Look for the string "Pastoratet" in the data below, and copy each line that holds it.
START INFORMATION SHOWN
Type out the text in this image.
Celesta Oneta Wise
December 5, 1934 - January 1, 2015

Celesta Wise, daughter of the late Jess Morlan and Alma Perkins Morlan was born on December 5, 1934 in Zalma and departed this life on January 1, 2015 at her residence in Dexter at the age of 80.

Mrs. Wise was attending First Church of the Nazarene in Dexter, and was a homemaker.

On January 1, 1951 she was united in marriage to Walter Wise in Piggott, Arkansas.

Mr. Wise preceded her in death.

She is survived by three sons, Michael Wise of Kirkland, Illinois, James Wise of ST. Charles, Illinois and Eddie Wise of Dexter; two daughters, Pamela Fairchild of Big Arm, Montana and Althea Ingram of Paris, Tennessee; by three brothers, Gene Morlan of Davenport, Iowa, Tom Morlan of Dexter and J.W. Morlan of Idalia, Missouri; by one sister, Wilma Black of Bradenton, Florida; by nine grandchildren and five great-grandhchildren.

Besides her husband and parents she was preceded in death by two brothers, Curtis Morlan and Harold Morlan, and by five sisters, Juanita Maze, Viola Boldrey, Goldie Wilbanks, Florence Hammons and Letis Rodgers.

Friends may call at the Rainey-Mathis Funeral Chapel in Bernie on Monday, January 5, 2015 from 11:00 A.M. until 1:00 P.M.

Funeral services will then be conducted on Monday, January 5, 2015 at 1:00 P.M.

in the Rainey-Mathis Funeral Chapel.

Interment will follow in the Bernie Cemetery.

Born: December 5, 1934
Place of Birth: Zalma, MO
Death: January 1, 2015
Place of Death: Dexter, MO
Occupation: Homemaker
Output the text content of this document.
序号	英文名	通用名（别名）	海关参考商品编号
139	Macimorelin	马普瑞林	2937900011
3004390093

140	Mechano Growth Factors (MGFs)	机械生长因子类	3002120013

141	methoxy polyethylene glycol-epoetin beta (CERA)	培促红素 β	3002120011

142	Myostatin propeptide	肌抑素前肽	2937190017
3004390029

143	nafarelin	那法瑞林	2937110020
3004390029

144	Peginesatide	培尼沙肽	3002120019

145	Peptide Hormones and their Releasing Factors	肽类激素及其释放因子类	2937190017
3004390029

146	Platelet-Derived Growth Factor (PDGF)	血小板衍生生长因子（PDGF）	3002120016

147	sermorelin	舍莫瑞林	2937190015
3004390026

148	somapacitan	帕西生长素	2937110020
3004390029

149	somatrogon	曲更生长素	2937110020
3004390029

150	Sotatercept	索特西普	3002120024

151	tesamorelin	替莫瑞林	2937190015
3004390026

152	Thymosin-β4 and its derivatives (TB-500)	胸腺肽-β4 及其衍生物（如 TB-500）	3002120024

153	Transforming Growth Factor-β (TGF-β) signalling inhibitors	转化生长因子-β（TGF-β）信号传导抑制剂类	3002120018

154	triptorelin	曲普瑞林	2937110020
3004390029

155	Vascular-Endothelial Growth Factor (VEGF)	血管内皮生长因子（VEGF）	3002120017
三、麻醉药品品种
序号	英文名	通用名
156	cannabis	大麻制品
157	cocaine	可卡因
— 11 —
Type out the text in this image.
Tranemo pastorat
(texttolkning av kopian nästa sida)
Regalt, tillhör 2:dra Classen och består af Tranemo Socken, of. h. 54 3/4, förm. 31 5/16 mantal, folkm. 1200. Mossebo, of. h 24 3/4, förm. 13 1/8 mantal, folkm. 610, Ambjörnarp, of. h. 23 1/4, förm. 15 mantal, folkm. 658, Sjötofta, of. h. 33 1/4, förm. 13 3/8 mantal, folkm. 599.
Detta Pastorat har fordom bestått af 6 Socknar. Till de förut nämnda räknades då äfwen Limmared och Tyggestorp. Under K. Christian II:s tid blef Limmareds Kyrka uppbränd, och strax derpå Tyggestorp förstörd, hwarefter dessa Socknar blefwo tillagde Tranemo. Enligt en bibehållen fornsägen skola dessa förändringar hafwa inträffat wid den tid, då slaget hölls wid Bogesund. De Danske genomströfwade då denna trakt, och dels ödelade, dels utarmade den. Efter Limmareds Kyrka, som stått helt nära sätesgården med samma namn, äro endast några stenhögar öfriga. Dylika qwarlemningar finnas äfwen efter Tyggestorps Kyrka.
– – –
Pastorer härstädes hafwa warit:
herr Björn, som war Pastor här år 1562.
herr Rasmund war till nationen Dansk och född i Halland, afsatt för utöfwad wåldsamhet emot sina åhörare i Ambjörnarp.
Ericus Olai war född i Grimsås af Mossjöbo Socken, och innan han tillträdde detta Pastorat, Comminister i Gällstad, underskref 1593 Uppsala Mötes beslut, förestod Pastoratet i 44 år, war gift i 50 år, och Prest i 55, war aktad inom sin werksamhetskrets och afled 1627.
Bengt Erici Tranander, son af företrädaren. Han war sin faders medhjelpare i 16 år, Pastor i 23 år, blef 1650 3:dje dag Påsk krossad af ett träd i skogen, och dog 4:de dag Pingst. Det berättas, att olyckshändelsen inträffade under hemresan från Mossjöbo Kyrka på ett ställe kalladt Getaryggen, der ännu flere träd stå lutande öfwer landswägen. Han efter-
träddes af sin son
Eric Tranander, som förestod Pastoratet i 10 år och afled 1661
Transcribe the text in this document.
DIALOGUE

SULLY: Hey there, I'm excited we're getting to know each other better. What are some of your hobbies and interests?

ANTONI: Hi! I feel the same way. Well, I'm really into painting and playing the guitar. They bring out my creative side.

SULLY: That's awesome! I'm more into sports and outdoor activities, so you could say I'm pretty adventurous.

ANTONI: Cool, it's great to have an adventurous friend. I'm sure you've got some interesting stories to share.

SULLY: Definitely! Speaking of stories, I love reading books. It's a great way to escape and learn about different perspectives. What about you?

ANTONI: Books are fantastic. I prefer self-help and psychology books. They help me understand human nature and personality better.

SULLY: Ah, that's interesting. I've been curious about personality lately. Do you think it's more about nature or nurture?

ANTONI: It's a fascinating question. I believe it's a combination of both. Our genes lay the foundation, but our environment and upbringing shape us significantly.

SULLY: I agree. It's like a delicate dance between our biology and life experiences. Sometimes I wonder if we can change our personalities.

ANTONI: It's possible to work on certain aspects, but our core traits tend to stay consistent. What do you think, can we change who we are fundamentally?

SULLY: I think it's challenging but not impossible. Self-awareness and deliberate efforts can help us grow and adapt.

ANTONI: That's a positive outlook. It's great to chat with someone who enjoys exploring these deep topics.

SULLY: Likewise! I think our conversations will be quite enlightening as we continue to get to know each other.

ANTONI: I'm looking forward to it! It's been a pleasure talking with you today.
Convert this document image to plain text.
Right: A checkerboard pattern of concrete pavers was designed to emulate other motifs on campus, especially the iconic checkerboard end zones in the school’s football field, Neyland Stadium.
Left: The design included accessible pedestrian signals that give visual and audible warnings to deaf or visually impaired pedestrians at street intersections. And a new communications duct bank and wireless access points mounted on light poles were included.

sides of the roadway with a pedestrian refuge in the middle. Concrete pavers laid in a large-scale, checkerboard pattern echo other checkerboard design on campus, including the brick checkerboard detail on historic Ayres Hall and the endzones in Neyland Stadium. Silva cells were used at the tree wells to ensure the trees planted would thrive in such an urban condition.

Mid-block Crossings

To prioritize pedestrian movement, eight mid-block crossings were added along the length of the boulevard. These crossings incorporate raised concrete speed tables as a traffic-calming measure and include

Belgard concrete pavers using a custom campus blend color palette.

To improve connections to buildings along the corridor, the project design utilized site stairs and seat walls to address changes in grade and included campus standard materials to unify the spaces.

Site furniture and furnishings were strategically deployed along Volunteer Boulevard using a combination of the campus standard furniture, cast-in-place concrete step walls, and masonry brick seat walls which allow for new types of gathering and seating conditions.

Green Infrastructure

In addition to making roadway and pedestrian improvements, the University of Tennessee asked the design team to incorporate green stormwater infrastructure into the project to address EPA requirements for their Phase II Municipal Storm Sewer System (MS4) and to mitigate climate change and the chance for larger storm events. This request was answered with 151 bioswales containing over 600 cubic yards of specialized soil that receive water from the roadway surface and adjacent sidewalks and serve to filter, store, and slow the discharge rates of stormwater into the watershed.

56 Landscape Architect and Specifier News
END INFORMATION SHOWN
## ANSWER BELOW
Ericus Olai war född i Grimsås af Mossjöbo Socken, och innan han tillträdde detta Pastorat, Comminister i Gällstad, underskref 1593 Uppsala Mötes beslut, förestod Pastoratet i 44 år, war gift i 50 år, och Prest i 55, war aktad inom sin werksamhetskrets och afled 1627.
Eric Tranander, som förestod Pastoratet i 10 år och afled 1661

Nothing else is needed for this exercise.